What is being asked:
Lines containing the word "high" are to be located and copied.

(Records from a collection of figures)
-- start --
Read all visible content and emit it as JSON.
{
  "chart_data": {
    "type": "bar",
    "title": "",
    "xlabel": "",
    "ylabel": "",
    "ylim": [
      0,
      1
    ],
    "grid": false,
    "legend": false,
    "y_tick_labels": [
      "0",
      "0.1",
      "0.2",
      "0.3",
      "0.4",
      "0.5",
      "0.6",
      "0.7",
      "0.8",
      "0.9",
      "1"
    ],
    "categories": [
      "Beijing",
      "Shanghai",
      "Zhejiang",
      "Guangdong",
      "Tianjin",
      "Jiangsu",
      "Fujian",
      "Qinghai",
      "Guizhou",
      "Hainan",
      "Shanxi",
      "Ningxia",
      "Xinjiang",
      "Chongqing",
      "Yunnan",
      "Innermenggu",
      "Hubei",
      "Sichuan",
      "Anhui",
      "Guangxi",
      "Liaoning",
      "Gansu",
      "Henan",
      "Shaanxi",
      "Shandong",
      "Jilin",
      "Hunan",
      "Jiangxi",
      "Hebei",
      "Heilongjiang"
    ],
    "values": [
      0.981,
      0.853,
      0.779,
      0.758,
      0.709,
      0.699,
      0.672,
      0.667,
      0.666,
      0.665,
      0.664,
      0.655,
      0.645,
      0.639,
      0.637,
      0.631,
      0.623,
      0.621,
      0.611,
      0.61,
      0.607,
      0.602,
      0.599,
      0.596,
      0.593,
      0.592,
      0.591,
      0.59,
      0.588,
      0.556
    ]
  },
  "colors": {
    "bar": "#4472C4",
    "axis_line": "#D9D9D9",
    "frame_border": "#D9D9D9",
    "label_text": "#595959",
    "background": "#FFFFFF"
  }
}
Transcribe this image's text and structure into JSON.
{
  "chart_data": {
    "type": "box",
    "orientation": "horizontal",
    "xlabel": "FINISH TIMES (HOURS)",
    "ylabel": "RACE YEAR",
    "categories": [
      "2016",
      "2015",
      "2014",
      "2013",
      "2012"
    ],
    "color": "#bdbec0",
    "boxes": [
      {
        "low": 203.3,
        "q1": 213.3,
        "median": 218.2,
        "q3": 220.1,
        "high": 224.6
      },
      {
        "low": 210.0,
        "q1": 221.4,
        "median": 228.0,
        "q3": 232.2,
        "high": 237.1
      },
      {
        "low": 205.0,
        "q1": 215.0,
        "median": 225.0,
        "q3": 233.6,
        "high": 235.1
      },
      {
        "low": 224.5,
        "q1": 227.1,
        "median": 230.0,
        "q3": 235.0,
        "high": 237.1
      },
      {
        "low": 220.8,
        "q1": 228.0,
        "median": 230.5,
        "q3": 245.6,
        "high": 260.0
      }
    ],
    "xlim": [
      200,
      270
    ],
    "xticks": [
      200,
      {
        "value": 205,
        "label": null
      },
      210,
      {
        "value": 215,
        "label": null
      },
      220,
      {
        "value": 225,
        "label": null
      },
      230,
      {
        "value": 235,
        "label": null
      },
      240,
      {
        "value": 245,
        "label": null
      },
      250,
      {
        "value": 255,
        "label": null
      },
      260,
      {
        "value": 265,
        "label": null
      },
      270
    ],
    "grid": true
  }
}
-- end --
Written reply:
        "high": 224.6
        "high": 237.1
        "high": 235.1
        "high": 237.1
        "high": 260.0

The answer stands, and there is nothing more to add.